TASK REQUIREMENTS >>
Print all of the lines exactly. Any picture among them stays out.

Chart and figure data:
━━━━━━━━

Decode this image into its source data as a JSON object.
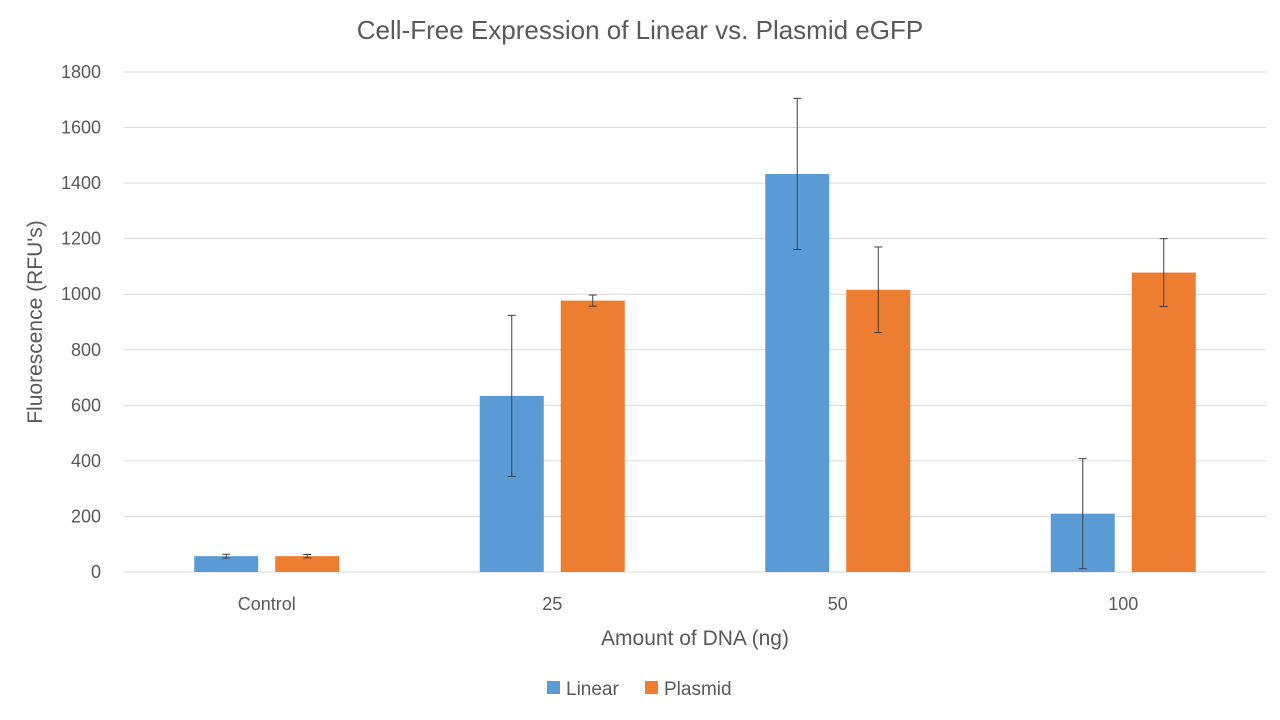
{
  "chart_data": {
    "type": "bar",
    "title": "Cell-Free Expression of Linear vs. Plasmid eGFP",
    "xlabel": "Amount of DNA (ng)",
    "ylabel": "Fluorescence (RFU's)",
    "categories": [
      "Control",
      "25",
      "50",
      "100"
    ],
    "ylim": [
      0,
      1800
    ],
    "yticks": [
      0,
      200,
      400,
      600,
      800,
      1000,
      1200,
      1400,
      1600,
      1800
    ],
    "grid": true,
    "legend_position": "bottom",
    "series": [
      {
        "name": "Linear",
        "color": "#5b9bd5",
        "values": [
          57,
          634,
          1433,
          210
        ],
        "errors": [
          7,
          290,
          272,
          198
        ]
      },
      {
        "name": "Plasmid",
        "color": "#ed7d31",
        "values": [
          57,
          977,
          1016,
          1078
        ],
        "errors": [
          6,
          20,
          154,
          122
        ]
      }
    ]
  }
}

━━━━━━━━

CORRECT RESULT >>
Decode this image into its source data as a JSON object.
{
  "chart_data": {
    "type": "bar",
    "title": "Cell-Free Expression of Linear vs. Plasmid eGFP",
    "xlabel": "Amount of DNA (ng)",
    "ylabel": "Fluorescence (RFU's)",
    "categories": [
      "Control",
      "25",
      "50",
      "100"
    ],
    "ylim": [
      0,
      1800
    ],
    "yticks": [
      0,
      200,
      400,
      600,
      800,
      1000,
      1200,
      1400,
      1600,
      1800
    ],
    "grid": true,
    "legend_position": "bottom",
    "series": [
      {
        "name": "Linear",
        "color": "#5b9bd5",
        "values": [
          57,
          634,
          1433,
          210
        ],
        "errors": [
          7,
          290,
          272,
          198
        ]
      },
      {
        "name": "Plasmid",
        "color": "#ed7d31",
        "values": [
          57,
          977,
          1016,
          1078
        ],
        "errors": [
          6,
          20,
          154,
          122
        ]
      }
    ]
  }
}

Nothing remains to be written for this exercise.